REQUIREMENT. Repeat each entry exactly and drop the pictures.

(Dataset items)
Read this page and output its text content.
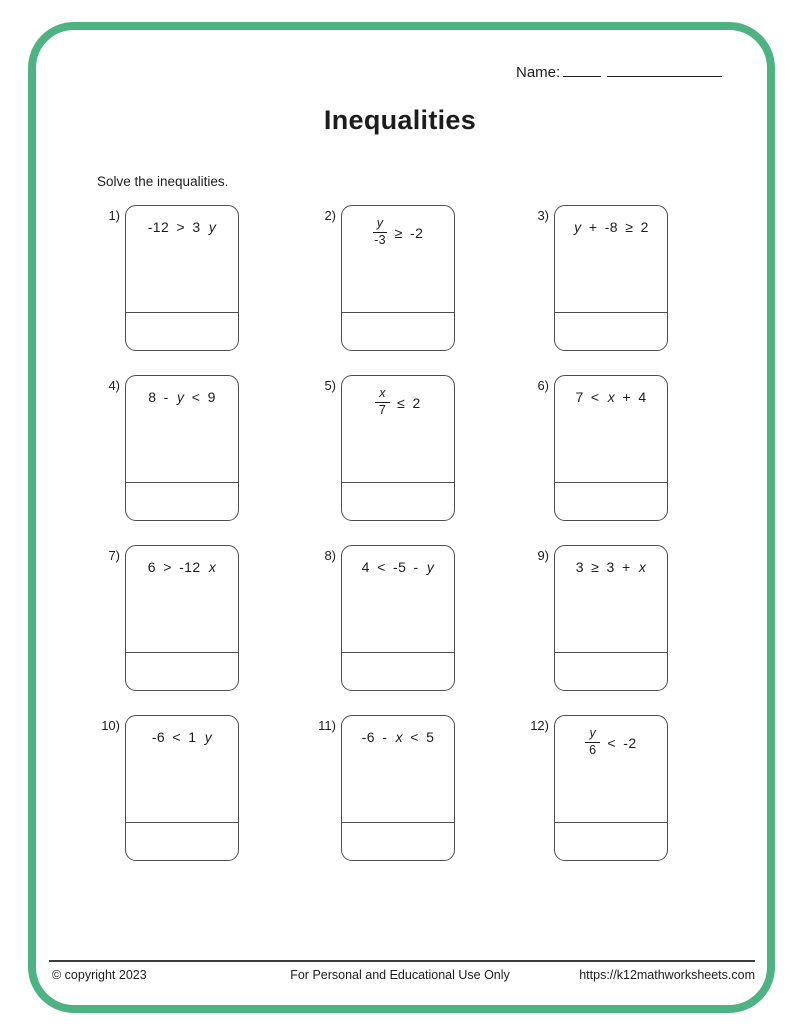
Name:
Inequalities
Solve the inequalities.
1)
-12 > 3 y
2)
$\frac{y}{-3} \ge -2$
3)
y + -8 ≥ 2
4)
8 - y < 9
5)
$\frac{x}{7} \le 2$
6)
7 < x + 4
7)
6 > -12 x
8)
4 < -5 - y
9)
3 ≥ 3 + x
10)
-6 < 1 y
11)
-6 - x < 5
12)
$\frac{y}{6} < -2$
© copyright 2023	For Personal and Educational Use Only	https://k12mathworksheets.com
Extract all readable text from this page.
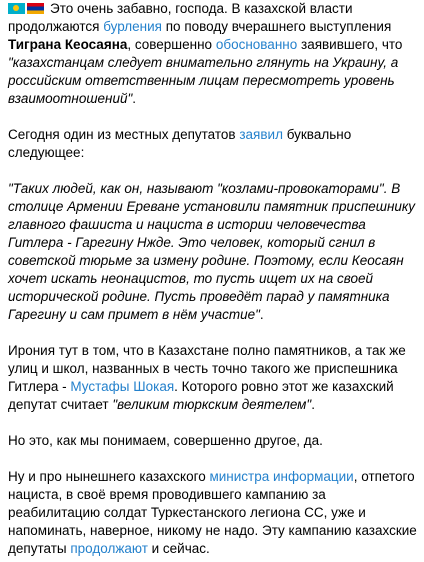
Это очень забавно, господа. В казахской власти продолжаются бурления по поводу вчерашнего выступления Тиграна Кеосаяна, совершенно обоснованно заявившего, что "казахстанцам следует внимательно глянуть на Украину, а российским ответственным лицам пересмотреть уровень взаимоотношений".

Сегодня один из местных депутатов заявил буквально следующее:

"Таких людей, как он, называют "козлами-провокаторами". В столице Армении Ереване установили памятник приспешнику главного фашиста и нациста в истории человечества Гитлера - Гарегину Нжде. Это человек, который сгнил в советской тюрьме за измену родине. Поэтому, если Кеосаян хочет искать неонацистов, то пусть ищет их на своей исторической родине. Пусть проведёт парад у памятника Гарегину и сам примет в нём участие".

Ирония тут в том, что в Казахстане полно памятников, а так же улиц и школ, названных в честь точно такого же приспешника Гитлера - Мустафы Шокая. Которого ровно этот же казахский депутат считает "великим тюркским деятелем".

Но это, как мы понимаем, совершенно другое, да.

Ну и про нынешнего казахского министра информации, отпетого нациста, в своё время проводившего кампанию за реабилитацию солдат Туркестанского легиона СС, уже и напоминать, наверное, никому не надо. Эту кампанию казахские депутаты продолжают и сейчас.
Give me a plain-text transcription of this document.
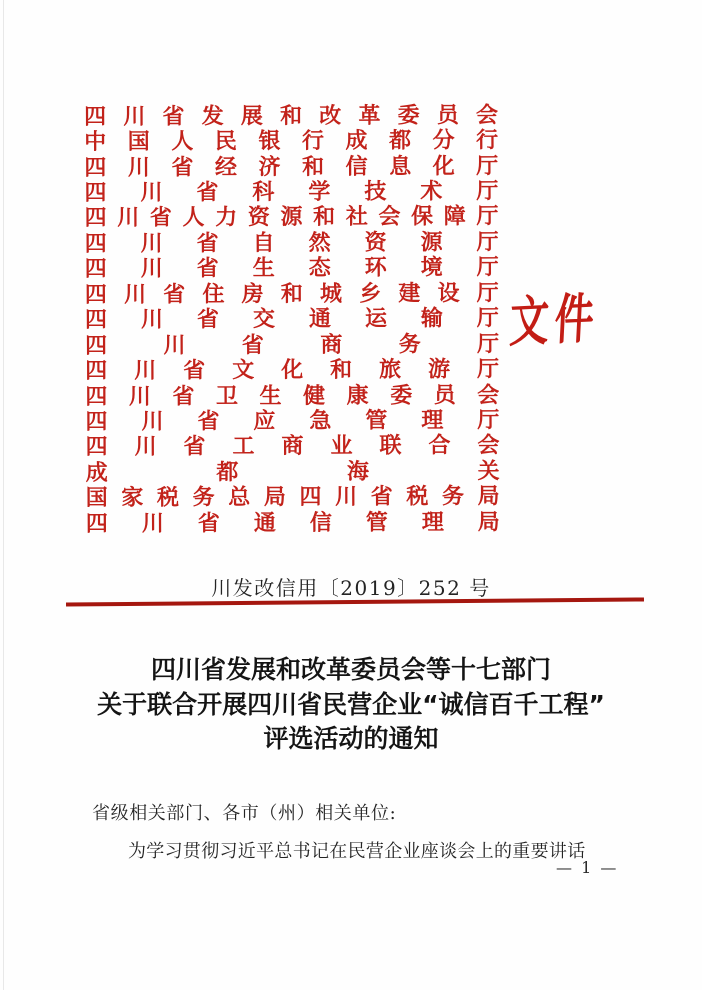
四 川 省 发 展 和 改 革 委 员 会
中 国 人 民 银 行 成 都 分 行
四 川 省 经 济 和 信 息 化 厅
四 川 省 科 学 技 术 厅
四 川 省 人 力 资 源 和 社 会 保 障 厅
四 川 省 自 然 资 源 厅
四 川 省 生 态 环 境 厅
四 川 省 住 房 和 城 乡 建 设 厅
四 川 省 交 通 运 输 厅
四	川	省	商	务	厅
四 川 省 文 化 和 旅 游 厅
四 川 省 卫 生 健 康 委 员 会
四 川 省 应 急 管 理 厅
四 川 省 工 商 业 联 合 会
成	都	海	关
国 家 税 务 总 局 四 川 省 税 务 局
四 川 省 通 信 管 理 局
文件
川发改信用〔2019〕252 号
四川省发展和改革委员会等十七部门
关于联合开展四川省民营企业“诚信百千工程”
评选活动的通知
省级相关部门、各市（州）相关单位:
为学习贯彻习近平总书记在民营企业座谈会上的重要讲话
— 1 —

CORRECT RESPONSE.
Read this page and output its text content.
Name:
Inequalities
Solve the inequalities.
1)
-12 > 3 y
2)
$\frac{y}{-3} \ge -2$
3)
y + -8 ≥ 2
4)
8 - y < 9
5)
$\frac{x}{7} \le 2$
6)
7 < x + 4
7)
6 > -12 x
8)
4 < -5 - y
9)
3 ≥ 3 + x
10)
-6 < 1 y
11)
-6 - x < 5
12)
$\frac{y}{6} < -2$
© copyright 2023	For Personal and Educational Use Only	https://k12mathworksheets.com
Extract all readable text from this page.
Это очень забавно, господа. В казахской власти продолжаются бурления по поводу вчерашнего выступления Тиграна Кеосаяна, совершенно обоснованно заявившего, что "казахстанцам следует внимательно глянуть на Украину, а российским ответственным лицам пересмотреть уровень взаимоотношений".

Сегодня один из местных депутатов заявил буквально следующее:

"Таких людей, как он, называют "козлами-провокаторами". В столице Армении Ереване установили памятник приспешнику главного фашиста и нациста в истории человечества Гитлера - Гарегину Нжде. Это человек, который сгнил в советской тюрьме за измену родине. Поэтому, если Кеосаян хочет искать неонацистов, то пусть ищет их на своей исторической родине. Пусть проведёт парад у памятника Гарегину и сам примет в нём участие".

Ирония тут в том, что в Казахстане полно памятников, а так же улиц и школ, названных в честь точно такого же приспешника Гитлера - Мустафы Шокая. Которого ровно этот же казахский депутат считает "великим тюркским деятелем".

Но это, как мы понимаем, совершенно другое, да.

Ну и про нынешнего казахского министра информации, отпетого нациста, в своё время проводившего кампанию за реабилитацию солдат Туркестанского легиона СС, уже и напоминать, наверное, никому не надо. Эту кампанию казахские депутаты продолжают и сейчас.
Give me a plain-text transcription of this document.
四 川 省 发 展 和 改 革 委 员 会
中 国 人 民 银 行 成 都 分 行
四 川 省 经 济 和 信 息 化 厅
四 川 省 科 学 技 术 厅
四 川 省 人 力 资 源 和 社 会 保 障 厅
四 川 省 自 然 资 源 厅
四 川 省 生 态 环 境 厅
四 川 省 住 房 和 城 乡 建 设 厅
四 川 省 交 通 运 输 厅
四	川	省	商	务	厅
四 川 省 文 化 和 旅 游 厅
四 川 省 卫 生 健 康 委 员 会
四 川 省 应 急 管 理 厅
四 川 省 工 商 业 联 合 会
成	都	海	关
国 家 税 务 总 局 四 川 省 税 务 局
四 川 省 通 信 管 理 局
文件
川发改信用〔2019〕252 号
四川省发展和改革委员会等十七部门
关于联合开展四川省民营企业“诚信百千工程”
评选活动的通知
省级相关部门、各市（州）相关单位:
为学习贯彻习近平总书记在民营企业座谈会上的重要讲话
— 1 —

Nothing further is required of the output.